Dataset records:
====================

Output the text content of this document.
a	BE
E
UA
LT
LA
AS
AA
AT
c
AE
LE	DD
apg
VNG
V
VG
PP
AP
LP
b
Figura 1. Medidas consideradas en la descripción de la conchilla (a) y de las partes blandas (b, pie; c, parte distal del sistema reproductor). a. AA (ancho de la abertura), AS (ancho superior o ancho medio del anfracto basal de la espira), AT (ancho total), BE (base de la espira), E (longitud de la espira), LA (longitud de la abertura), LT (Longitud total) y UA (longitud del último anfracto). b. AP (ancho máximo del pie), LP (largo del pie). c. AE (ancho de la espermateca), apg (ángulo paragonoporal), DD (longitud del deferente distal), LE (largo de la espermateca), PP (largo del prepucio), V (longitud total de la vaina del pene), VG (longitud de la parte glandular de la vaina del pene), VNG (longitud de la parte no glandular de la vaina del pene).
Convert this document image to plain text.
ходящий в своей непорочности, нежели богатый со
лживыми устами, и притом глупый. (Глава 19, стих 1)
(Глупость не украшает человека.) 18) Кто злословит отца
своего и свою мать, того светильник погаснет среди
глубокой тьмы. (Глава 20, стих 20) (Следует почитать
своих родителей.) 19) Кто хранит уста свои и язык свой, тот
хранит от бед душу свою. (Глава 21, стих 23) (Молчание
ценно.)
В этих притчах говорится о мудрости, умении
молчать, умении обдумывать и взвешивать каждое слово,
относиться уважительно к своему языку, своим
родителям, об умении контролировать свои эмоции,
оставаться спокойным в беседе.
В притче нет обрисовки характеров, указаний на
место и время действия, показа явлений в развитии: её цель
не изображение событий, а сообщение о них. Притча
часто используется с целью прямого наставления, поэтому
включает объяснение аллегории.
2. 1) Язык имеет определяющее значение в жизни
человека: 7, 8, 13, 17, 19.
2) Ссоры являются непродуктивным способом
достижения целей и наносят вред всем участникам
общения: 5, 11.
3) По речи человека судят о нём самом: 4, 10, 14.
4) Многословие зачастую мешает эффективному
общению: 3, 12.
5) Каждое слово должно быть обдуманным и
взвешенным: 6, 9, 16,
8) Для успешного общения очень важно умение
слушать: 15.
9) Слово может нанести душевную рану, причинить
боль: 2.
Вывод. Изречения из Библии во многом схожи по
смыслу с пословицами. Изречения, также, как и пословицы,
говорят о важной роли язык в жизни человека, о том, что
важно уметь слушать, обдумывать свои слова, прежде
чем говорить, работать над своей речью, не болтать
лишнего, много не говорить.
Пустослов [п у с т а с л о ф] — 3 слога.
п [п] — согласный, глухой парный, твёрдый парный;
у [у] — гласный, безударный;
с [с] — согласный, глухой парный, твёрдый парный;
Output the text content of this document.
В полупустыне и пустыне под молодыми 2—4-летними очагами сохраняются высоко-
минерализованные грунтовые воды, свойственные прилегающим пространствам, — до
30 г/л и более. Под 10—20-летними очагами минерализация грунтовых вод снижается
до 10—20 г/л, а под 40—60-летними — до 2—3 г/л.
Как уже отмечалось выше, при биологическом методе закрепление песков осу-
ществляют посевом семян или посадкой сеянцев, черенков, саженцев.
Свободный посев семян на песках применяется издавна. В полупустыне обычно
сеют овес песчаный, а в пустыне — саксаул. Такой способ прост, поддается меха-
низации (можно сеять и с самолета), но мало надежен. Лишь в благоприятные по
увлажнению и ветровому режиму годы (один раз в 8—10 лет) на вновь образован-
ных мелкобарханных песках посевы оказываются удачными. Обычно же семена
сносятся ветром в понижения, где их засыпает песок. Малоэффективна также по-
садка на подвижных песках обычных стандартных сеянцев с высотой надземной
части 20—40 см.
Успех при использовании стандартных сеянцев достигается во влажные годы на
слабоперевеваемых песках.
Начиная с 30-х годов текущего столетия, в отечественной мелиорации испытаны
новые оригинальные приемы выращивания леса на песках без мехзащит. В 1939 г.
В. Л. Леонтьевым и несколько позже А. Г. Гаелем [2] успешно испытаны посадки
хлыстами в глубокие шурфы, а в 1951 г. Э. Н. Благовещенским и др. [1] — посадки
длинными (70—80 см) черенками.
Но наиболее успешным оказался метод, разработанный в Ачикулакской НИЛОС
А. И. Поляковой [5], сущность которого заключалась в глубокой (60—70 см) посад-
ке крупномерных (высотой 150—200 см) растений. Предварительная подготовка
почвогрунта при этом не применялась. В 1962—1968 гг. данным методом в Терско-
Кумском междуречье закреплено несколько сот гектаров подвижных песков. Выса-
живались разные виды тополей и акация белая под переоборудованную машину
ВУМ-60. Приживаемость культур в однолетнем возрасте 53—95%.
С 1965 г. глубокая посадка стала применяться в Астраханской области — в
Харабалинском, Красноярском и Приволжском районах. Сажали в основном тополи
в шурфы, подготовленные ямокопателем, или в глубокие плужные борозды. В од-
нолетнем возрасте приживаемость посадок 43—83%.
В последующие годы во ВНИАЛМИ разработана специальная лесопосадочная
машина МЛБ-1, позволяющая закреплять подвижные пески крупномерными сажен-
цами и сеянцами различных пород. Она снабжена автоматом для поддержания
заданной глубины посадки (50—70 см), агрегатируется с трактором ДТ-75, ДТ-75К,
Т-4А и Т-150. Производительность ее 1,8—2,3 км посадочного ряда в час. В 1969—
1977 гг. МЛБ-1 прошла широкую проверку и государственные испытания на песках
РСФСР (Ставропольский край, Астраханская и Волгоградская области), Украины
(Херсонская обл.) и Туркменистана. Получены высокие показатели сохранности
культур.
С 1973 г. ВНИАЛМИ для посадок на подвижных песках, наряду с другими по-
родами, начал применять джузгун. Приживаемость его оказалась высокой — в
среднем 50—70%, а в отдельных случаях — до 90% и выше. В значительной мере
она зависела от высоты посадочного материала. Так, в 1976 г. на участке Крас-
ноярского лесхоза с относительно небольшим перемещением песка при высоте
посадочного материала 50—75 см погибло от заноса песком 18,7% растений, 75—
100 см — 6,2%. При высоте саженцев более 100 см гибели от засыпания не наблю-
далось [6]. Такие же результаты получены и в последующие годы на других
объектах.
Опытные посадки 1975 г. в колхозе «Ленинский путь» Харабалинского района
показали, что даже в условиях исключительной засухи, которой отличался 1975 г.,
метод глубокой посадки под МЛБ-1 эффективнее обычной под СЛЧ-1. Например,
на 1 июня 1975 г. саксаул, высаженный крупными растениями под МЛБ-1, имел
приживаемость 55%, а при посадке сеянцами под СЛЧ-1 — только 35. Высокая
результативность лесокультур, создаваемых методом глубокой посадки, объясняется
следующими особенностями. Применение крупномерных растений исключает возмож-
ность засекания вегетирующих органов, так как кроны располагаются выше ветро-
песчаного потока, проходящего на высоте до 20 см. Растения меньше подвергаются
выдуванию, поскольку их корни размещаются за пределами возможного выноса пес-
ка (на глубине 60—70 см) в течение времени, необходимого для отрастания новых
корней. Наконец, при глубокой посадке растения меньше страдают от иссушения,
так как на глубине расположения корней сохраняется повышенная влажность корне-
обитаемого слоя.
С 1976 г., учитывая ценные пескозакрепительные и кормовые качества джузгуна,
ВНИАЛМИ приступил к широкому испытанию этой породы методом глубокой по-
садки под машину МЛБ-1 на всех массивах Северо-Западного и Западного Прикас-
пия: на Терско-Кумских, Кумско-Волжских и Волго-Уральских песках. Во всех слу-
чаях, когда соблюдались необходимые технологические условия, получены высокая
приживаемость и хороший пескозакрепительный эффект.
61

====================

__TASK DETAILS__.
Repeat all entries. Match them exactly.

__SOLUTION__.
Output the text content of this document.
a	BE
E
UA
LT
LA
AS
AA
AT
c
AE
LE	DD
apg
VNG
V
VG
PP
AP
LP
b
Figura 1. Medidas consideradas en la descripción de la conchilla (a) y de las partes blandas (b, pie; c, parte distal del sistema reproductor). a. AA (ancho de la abertura), AS (ancho superior o ancho medio del anfracto basal de la espira), AT (ancho total), BE (base de la espira), E (longitud de la espira), LA (longitud de la abertura), LT (Longitud total) y UA (longitud del último anfracto). b. AP (ancho máximo del pie), LP (largo del pie). c. AE (ancho de la espermateca), apg (ángulo paragonoporal), DD (longitud del deferente distal), LE (largo de la espermateca), PP (largo del prepucio), V (longitud total de la vaina del pene), VG (longitud de la parte glandular de la vaina del pene), VNG (longitud de la parte no glandular de la vaina del pene).
Convert this document image to plain text.
ходящий в своей непорочности, нежели богатый со
лживыми устами, и притом глупый. (Глава 19, стих 1)
(Глупость не украшает человека.) 18) Кто злословит отца
своего и свою мать, того светильник погаснет среди
глубокой тьмы. (Глава 20, стих 20) (Следует почитать
своих родителей.) 19) Кто хранит уста свои и язык свой, тот
хранит от бед душу свою. (Глава 21, стих 23) (Молчание
ценно.)
В этих притчах говорится о мудрости, умении
молчать, умении обдумывать и взвешивать каждое слово,
относиться уважительно к своему языку, своим
родителям, об умении контролировать свои эмоции,
оставаться спокойным в беседе.
В притче нет обрисовки характеров, указаний на
место и время действия, показа явлений в развитии: её цель
не изображение событий, а сообщение о них. Притча
часто используется с целью прямого наставления, поэтому
включает объяснение аллегории.
2. 1) Язык имеет определяющее значение в жизни
человека: 7, 8, 13, 17, 19.
2) Ссоры являются непродуктивным способом
достижения целей и наносят вред всем участникам
общения: 5, 11.
3) По речи человека судят о нём самом: 4, 10, 14.
4) Многословие зачастую мешает эффективному
общению: 3, 12.
5) Каждое слово должно быть обдуманным и
взвешенным: 6, 9, 16,
8) Для успешного общения очень важно умение
слушать: 15.
9) Слово может нанести душевную рану, причинить
боль: 2.
Вывод. Изречения из Библии во многом схожи по
смыслу с пословицами. Изречения, также, как и пословицы,
говорят о важной роли язык в жизни человека, о том, что
важно уметь слушать, обдумывать свои слова, прежде
чем говорить, работать над своей речью, не болтать
лишнего, много не говорить.
Пустослов [п у с т а с л о ф] — 3 слога.
п [п] — согласный, глухой парный, твёрдый парный;
у [у] — гласный, безударный;
с [с] — согласный, глухой парный, твёрдый парный;
Output the text content of this document.
В полупустыне и пустыне под молодыми 2—4-летними очагами сохраняются высоко-
минерализованные грунтовые воды, свойственные прилегающим пространствам, — до
30 г/л и более. Под 10—20-летними очагами минерализация грунтовых вод снижается
до 10—20 г/л, а под 40—60-летними — до 2—3 г/л.
Как уже отмечалось выше, при биологическом методе закрепление песков осу-
ществляют посевом семян или посадкой сеянцев, черенков, саженцев.
Свободный посев семян на песках применяется издавна. В полупустыне обычно
сеют овес песчаный, а в пустыне — саксаул. Такой способ прост, поддается меха-
низации (можно сеять и с самолета), но мало надежен. Лишь в благоприятные по
увлажнению и ветровому режиму годы (один раз в 8—10 лет) на вновь образован-
ных мелкобарханных песках посевы оказываются удачными. Обычно же семена
сносятся ветром в понижения, где их засыпает песок. Малоэффективна также по-
садка на подвижных песках обычных стандартных сеянцев с высотой надземной
части 20—40 см.
Успех при использовании стандартных сеянцев достигается во влажные годы на
слабоперевеваемых песках.
Начиная с 30-х годов текущего столетия, в отечественной мелиорации испытаны
новые оригинальные приемы выращивания леса на песках без мехзащит. В 1939 г.
В. Л. Леонтьевым и несколько позже А. Г. Гаелем [2] успешно испытаны посадки
хлыстами в глубокие шурфы, а в 1951 г. Э. Н. Благовещенским и др. [1] — посадки
длинными (70—80 см) черенками.
Но наиболее успешным оказался метод, разработанный в Ачикулакской НИЛОС
А. И. Поляковой [5], сущность которого заключалась в глубокой (60—70 см) посад-
ке крупномерных (высотой 150—200 см) растений. Предварительная подготовка
почвогрунта при этом не применялась. В 1962—1968 гг. данным методом в Терско-
Кумском междуречье закреплено несколько сот гектаров подвижных песков. Выса-
живались разные виды тополей и акация белая под переоборудованную машину
ВУМ-60. Приживаемость культур в однолетнем возрасте 53—95%.
С 1965 г. глубокая посадка стала применяться в Астраханской области — в
Харабалинском, Красноярском и Приволжском районах. Сажали в основном тополи
в шурфы, подготовленные ямокопателем, или в глубокие плужные борозды. В од-
нолетнем возрасте приживаемость посадок 43—83%.
В последующие годы во ВНИАЛМИ разработана специальная лесопосадочная
машина МЛБ-1, позволяющая закреплять подвижные пески крупномерными сажен-
цами и сеянцами различных пород. Она снабжена автоматом для поддержания
заданной глубины посадки (50—70 см), агрегатируется с трактором ДТ-75, ДТ-75К,
Т-4А и Т-150. Производительность ее 1,8—2,3 км посадочного ряда в час. В 1969—
1977 гг. МЛБ-1 прошла широкую проверку и государственные испытания на песках
РСФСР (Ставропольский край, Астраханская и Волгоградская области), Украины
(Херсонская обл.) и Туркменистана. Получены высокие показатели сохранности
культур.
С 1973 г. ВНИАЛМИ для посадок на подвижных песках, наряду с другими по-
родами, начал применять джузгун. Приживаемость его оказалась высокой — в
среднем 50—70%, а в отдельных случаях — до 90% и выше. В значительной мере
она зависела от высоты посадочного материала. Так, в 1976 г. на участке Крас-
ноярского лесхоза с относительно небольшим перемещением песка при высоте
посадочного материала 50—75 см погибло от заноса песком 18,7% растений, 75—
100 см — 6,2%. При высоте саженцев более 100 см гибели от засыпания не наблю-
далось [6]. Такие же результаты получены и в последующие годы на других
объектах.
Опытные посадки 1975 г. в колхозе «Ленинский путь» Харабалинского района
показали, что даже в условиях исключительной засухи, которой отличался 1975 г.,
метод глубокой посадки под МЛБ-1 эффективнее обычной под СЛЧ-1. Например,
на 1 июня 1975 г. саксаул, высаженный крупными растениями под МЛБ-1, имел
приживаемость 55%, а при посадке сеянцами под СЛЧ-1 — только 35. Высокая
результативность лесокультур, создаваемых методом глубокой посадки, объясняется
следующими особенностями. Применение крупномерных растений исключает возмож-
ность засекания вегетирующих органов, так как кроны располагаются выше ветро-
песчаного потока, проходящего на высоте до 20 см. Растения меньше подвергаются
выдуванию, поскольку их корни размещаются за пределами возможного выноса пес-
ка (на глубине 60—70 см) в течение времени, необходимого для отрастания новых
корней. Наконец, при глубокой посадке растения меньше страдают от иссушения,
так как на глубине расположения корней сохраняется повышенная влажность корне-
обитаемого слоя.
С 1976 г., учитывая ценные пескозакрепительные и кормовые качества джузгуна,
ВНИАЛМИ приступил к широкому испытанию этой породы методом глубокой по-
садки под машину МЛБ-1 на всех массивах Северо-Западного и Западного Прикас-
пия: на Терско-Кумских, Кумско-Волжских и Волго-Уральских песках. Во всех слу-
чаях, когда соблюдались необходимые технологические условия, получены высокая
приживаемость и хороший пескозакрепительный эффект.
61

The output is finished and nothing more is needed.